* **TASK DETAILS**:
Reply with one number only, the count of lines holding the string "women".
┏━━
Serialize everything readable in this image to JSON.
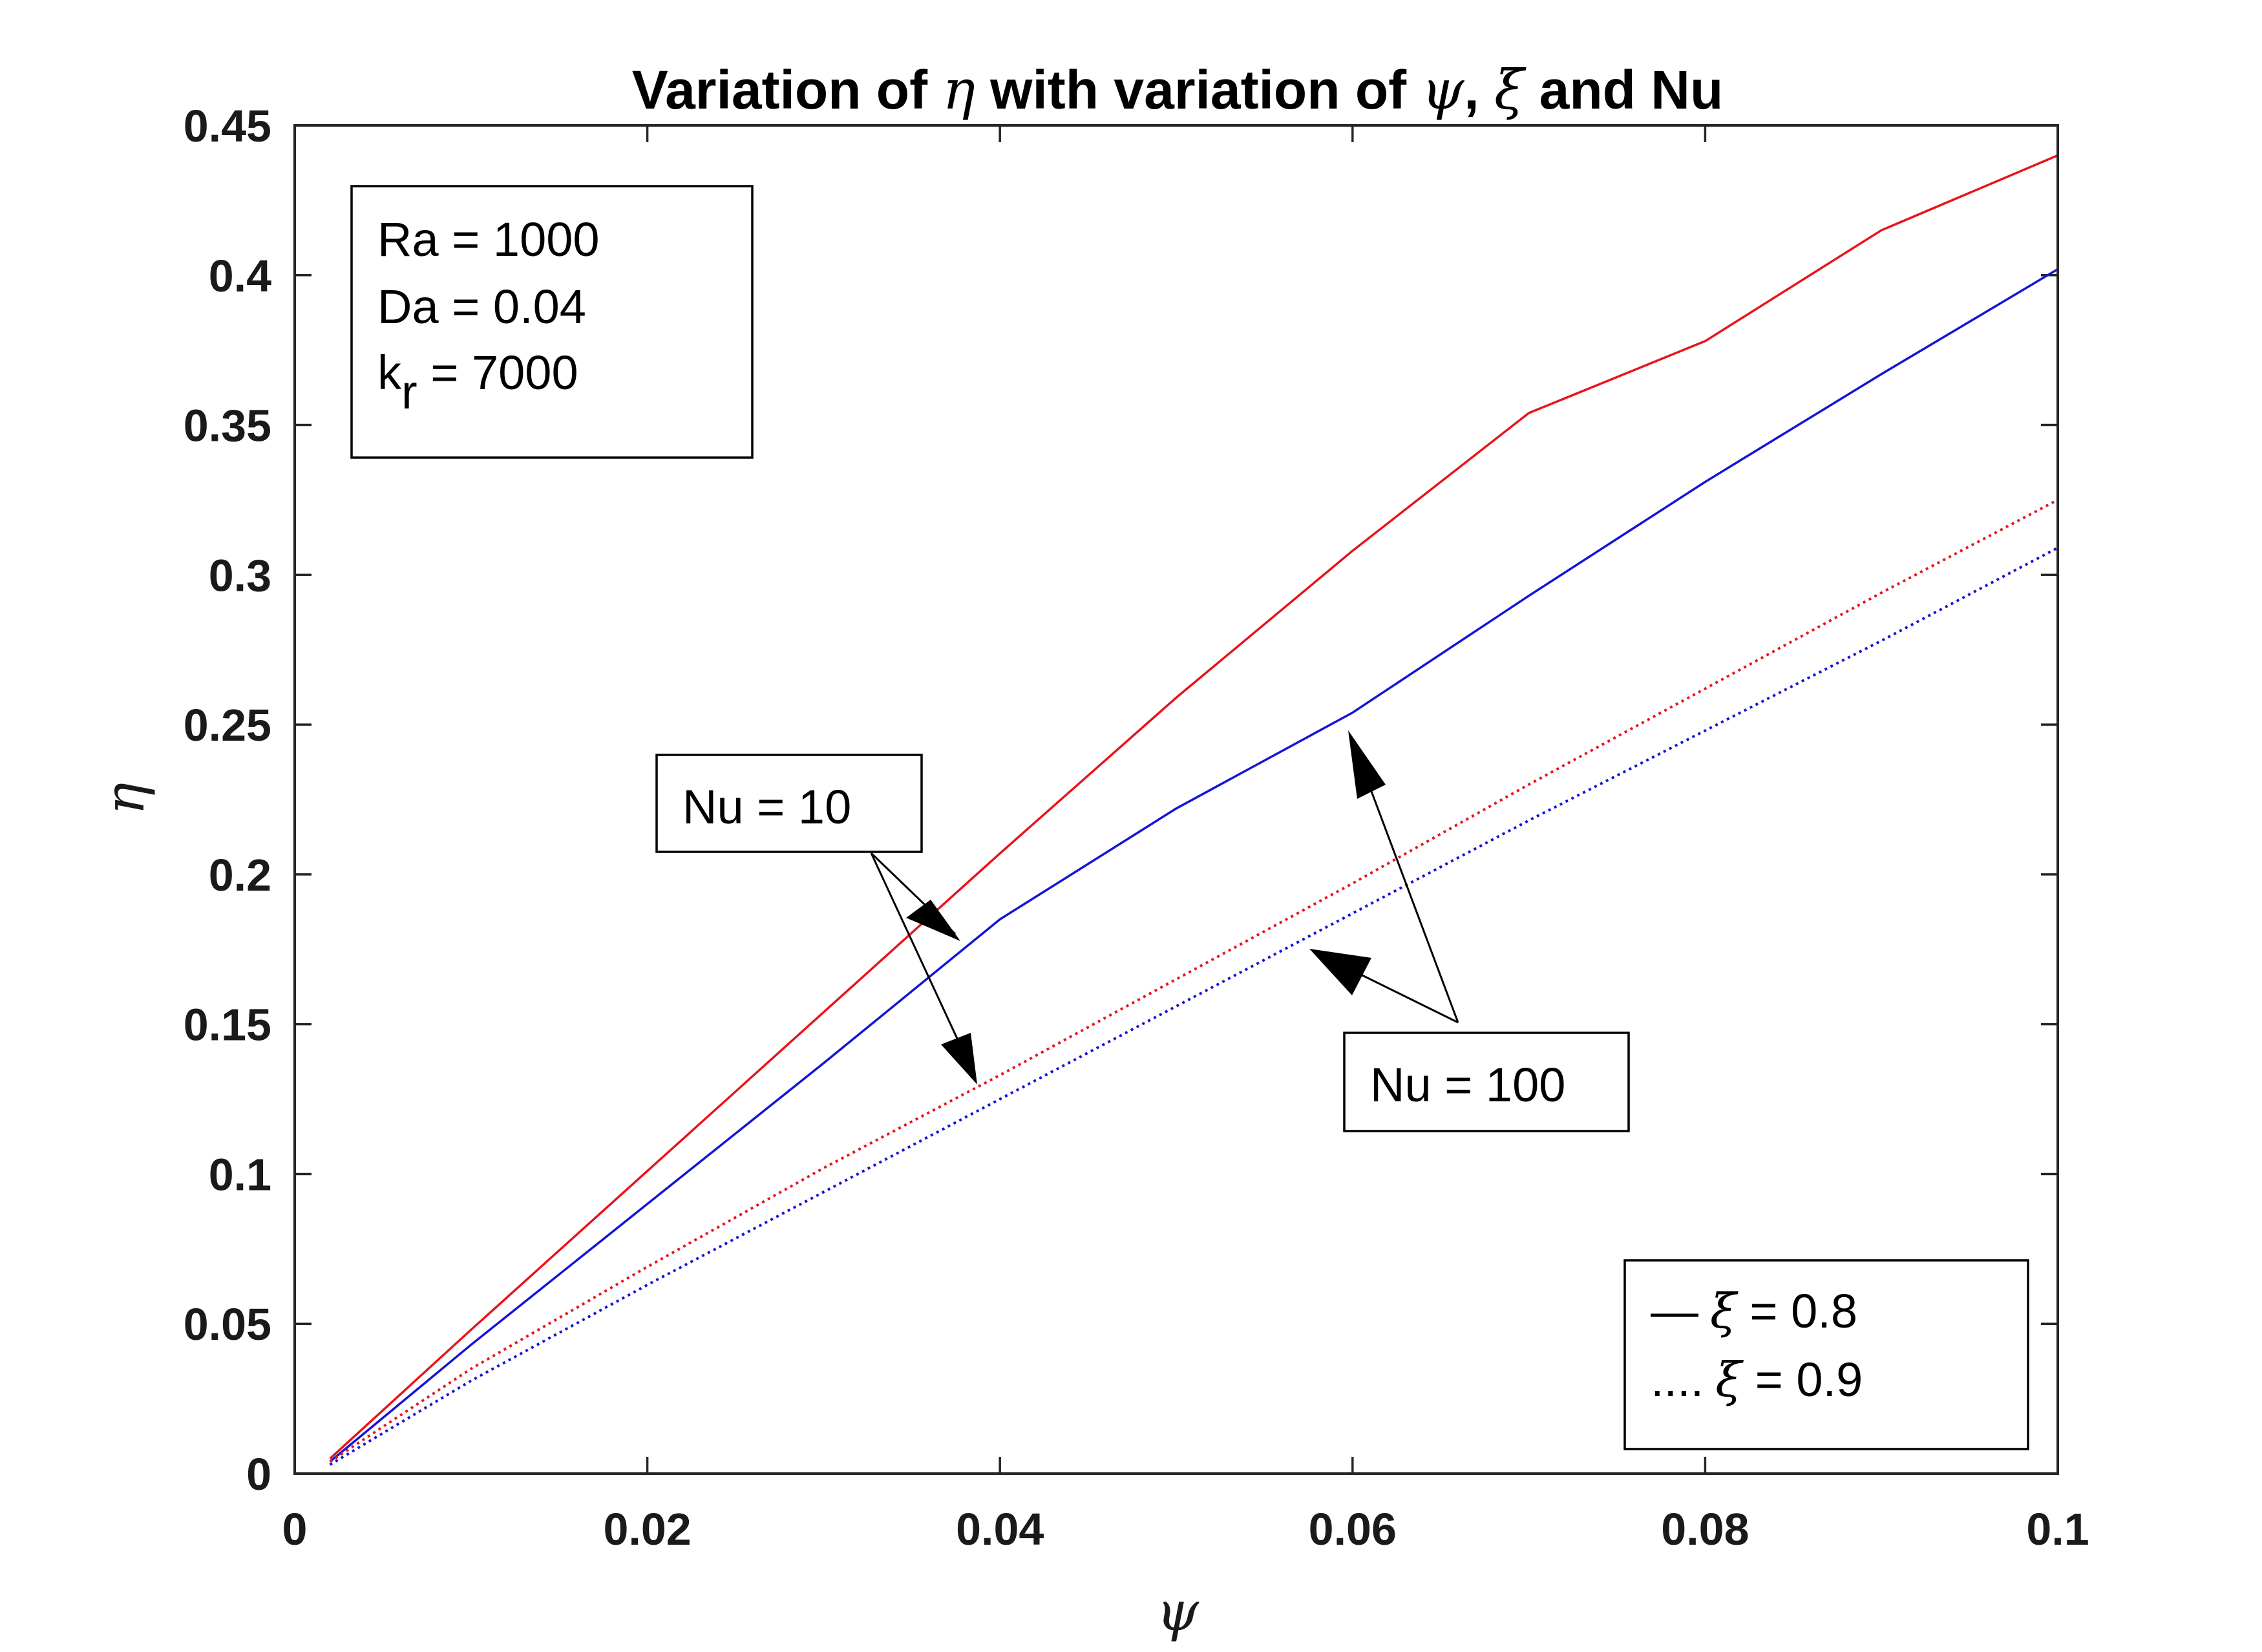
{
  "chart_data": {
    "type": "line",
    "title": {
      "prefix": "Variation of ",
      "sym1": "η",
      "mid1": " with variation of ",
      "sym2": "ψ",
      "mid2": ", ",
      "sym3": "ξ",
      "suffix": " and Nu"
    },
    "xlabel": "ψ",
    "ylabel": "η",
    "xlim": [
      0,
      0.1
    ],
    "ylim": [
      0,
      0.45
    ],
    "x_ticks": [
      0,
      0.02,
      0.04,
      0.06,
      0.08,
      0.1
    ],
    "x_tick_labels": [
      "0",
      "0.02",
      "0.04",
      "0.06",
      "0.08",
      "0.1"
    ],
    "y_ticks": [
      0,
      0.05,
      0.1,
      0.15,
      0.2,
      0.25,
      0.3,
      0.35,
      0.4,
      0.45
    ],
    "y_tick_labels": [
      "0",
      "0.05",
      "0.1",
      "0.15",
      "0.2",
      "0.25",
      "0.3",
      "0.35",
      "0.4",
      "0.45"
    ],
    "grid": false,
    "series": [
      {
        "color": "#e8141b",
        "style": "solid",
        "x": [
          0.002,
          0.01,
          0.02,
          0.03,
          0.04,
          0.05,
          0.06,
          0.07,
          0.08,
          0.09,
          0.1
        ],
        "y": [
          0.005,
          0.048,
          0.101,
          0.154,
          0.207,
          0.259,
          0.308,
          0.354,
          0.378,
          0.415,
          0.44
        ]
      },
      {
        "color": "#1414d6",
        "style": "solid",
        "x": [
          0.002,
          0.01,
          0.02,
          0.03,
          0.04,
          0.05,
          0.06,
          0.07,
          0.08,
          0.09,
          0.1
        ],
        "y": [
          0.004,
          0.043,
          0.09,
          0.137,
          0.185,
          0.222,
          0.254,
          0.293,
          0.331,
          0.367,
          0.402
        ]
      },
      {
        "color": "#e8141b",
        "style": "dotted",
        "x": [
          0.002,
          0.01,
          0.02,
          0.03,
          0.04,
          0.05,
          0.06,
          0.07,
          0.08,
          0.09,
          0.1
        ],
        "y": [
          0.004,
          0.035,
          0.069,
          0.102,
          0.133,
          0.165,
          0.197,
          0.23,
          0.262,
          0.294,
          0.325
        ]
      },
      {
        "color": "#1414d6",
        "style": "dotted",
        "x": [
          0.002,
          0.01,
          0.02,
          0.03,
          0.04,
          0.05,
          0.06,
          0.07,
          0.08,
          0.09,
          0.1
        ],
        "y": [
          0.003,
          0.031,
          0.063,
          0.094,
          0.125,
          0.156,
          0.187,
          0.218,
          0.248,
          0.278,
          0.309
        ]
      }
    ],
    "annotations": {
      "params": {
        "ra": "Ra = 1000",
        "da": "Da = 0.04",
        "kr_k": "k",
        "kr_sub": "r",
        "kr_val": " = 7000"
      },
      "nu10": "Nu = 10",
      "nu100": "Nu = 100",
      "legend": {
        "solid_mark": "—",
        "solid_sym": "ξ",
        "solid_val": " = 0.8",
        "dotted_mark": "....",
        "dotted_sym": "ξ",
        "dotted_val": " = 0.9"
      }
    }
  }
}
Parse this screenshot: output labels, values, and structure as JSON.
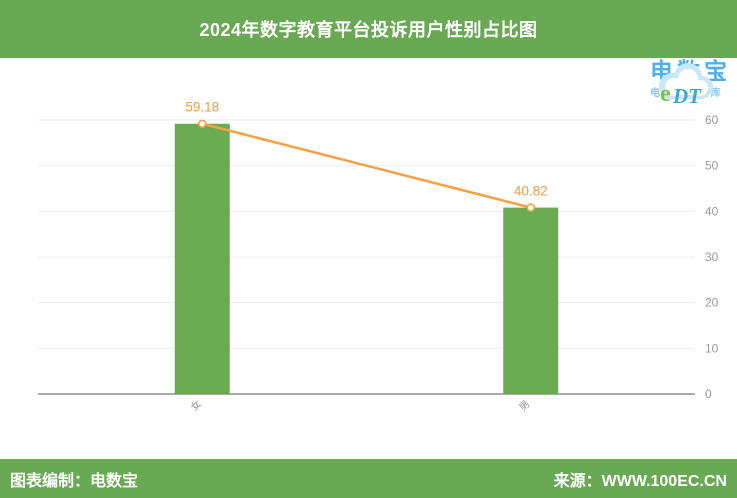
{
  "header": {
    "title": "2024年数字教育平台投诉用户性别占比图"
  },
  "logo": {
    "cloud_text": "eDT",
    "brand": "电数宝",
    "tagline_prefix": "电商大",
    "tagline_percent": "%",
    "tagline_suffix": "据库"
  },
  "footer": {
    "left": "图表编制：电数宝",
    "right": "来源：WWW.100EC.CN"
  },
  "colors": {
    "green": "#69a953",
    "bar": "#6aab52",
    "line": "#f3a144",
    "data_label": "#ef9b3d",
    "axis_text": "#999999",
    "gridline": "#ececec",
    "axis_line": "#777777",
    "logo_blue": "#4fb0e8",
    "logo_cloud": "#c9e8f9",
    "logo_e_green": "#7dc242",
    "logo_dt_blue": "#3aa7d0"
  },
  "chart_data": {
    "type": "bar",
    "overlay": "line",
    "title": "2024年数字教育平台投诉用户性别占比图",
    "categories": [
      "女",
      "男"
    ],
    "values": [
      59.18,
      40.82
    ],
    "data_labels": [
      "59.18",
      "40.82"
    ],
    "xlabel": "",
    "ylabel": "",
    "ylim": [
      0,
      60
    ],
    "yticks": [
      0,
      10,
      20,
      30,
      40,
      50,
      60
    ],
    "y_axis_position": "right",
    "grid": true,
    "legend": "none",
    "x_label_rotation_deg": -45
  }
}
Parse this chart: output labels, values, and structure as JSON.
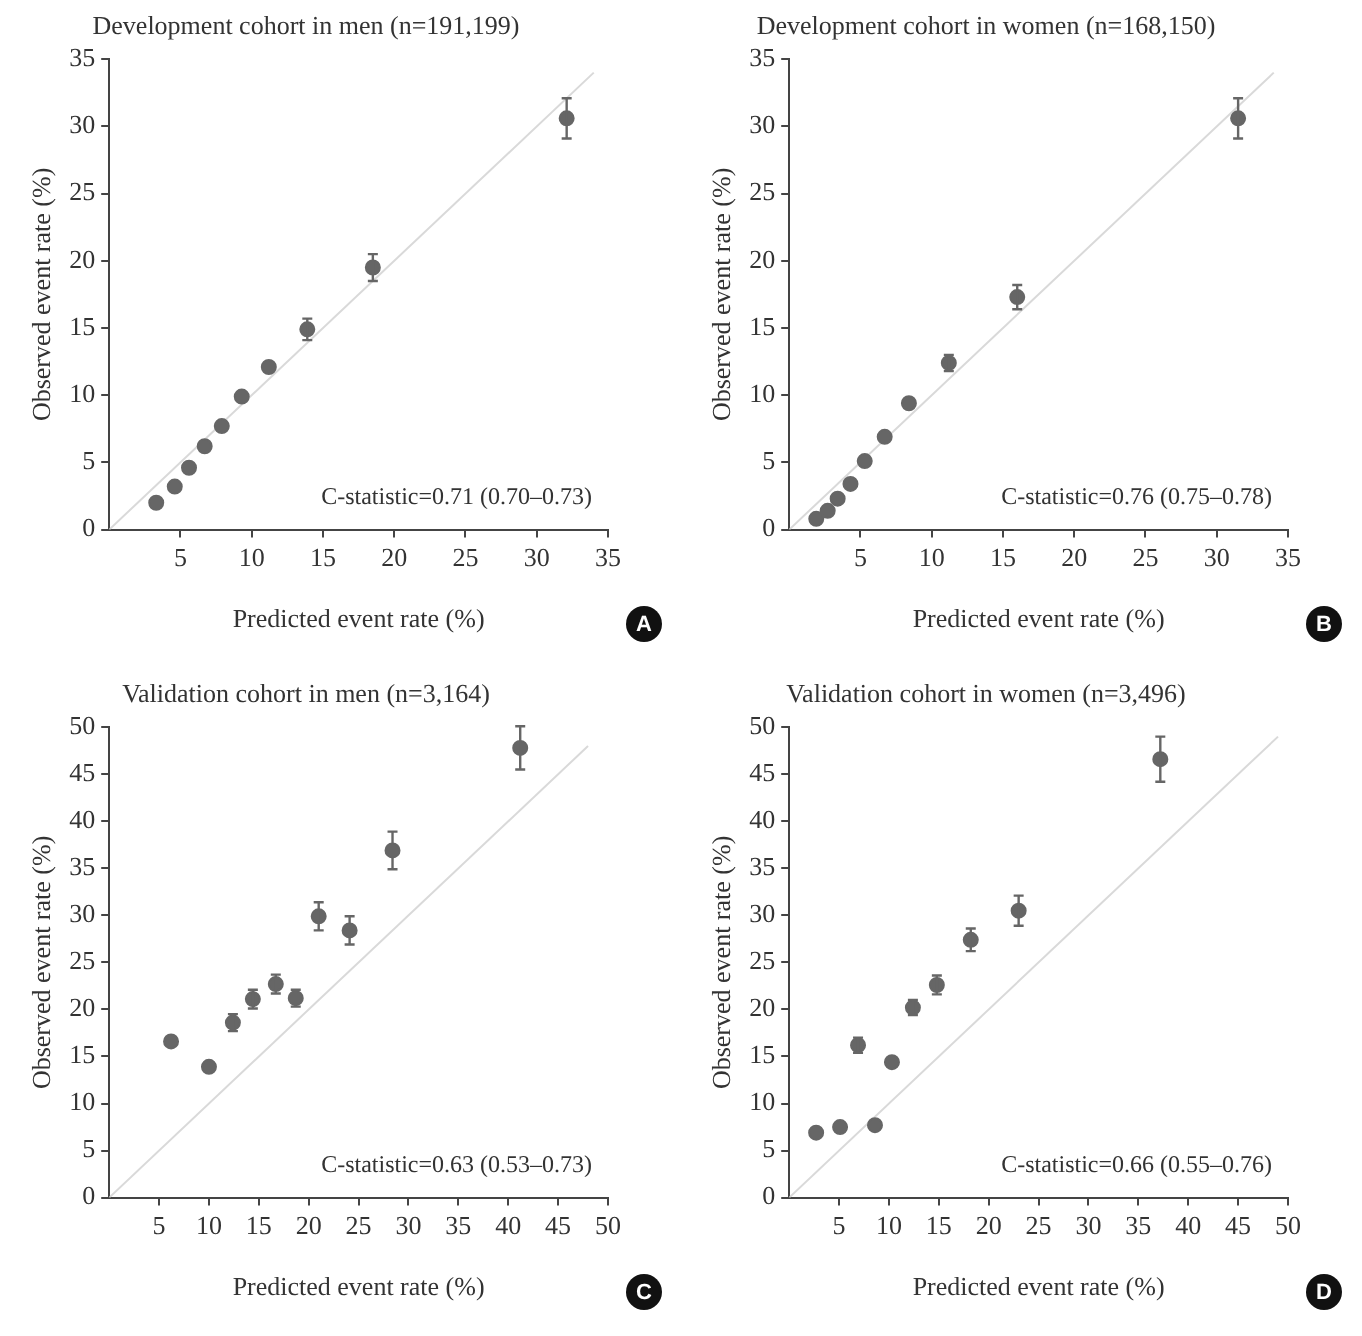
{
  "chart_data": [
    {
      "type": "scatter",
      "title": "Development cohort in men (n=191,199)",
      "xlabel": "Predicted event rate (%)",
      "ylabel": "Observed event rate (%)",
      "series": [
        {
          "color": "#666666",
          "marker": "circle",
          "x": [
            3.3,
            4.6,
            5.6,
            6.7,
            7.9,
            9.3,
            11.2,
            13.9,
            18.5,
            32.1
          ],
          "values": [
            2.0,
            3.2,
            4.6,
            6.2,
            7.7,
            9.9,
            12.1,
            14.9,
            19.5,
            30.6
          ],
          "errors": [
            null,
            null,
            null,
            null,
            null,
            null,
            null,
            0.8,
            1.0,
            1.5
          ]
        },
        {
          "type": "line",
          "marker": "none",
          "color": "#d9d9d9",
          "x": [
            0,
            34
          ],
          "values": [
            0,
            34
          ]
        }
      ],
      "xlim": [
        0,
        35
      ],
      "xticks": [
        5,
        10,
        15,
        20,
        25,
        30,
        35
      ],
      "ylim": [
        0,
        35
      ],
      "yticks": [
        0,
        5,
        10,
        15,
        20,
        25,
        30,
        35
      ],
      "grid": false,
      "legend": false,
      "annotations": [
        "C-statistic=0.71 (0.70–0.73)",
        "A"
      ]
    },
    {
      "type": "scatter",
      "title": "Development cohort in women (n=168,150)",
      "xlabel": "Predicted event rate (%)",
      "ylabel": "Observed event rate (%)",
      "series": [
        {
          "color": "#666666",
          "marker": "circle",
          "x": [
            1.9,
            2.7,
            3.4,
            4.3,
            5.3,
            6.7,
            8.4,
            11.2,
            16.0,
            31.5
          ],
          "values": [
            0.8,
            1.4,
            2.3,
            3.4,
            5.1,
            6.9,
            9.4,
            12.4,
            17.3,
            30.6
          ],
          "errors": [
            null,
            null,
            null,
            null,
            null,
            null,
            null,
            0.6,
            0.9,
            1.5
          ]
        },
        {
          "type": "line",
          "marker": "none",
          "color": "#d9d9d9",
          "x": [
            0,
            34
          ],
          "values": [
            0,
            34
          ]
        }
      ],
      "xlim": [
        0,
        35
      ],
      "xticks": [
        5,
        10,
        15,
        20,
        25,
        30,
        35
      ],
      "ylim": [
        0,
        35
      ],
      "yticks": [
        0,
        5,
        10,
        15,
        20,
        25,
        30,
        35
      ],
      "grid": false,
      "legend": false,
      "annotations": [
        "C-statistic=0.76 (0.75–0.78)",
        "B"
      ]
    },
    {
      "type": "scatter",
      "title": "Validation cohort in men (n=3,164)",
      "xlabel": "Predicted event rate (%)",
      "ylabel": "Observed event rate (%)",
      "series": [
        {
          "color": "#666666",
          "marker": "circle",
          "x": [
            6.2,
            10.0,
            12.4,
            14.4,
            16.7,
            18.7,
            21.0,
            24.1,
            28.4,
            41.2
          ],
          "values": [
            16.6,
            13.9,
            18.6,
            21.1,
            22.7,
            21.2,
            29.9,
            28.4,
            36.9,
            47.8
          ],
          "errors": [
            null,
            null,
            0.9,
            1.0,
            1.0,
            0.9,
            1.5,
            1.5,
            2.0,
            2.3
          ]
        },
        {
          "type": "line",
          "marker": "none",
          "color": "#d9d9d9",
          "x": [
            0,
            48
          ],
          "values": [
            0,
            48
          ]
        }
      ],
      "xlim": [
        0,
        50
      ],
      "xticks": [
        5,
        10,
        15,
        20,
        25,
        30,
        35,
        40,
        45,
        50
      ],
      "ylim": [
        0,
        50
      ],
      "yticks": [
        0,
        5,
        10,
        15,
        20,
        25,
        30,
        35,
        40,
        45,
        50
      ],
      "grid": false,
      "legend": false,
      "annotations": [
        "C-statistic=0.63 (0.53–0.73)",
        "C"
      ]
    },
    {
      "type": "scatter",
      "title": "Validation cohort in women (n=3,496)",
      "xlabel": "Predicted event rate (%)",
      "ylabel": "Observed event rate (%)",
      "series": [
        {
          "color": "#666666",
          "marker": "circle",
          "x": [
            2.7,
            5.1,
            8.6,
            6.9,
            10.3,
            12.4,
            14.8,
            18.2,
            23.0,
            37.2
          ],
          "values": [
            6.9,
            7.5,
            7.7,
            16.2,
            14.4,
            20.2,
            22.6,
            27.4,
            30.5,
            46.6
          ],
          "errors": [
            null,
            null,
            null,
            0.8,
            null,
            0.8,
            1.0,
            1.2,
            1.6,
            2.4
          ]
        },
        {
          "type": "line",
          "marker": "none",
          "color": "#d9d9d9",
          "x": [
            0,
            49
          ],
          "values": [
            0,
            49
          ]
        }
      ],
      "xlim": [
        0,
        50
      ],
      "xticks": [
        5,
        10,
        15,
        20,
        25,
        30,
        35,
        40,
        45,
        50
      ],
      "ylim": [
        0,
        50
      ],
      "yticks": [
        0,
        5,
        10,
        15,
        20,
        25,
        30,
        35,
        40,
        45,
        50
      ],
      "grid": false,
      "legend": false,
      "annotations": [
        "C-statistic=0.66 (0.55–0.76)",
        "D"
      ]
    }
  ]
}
┗━━
* **REPLY TO THE TASK**:
2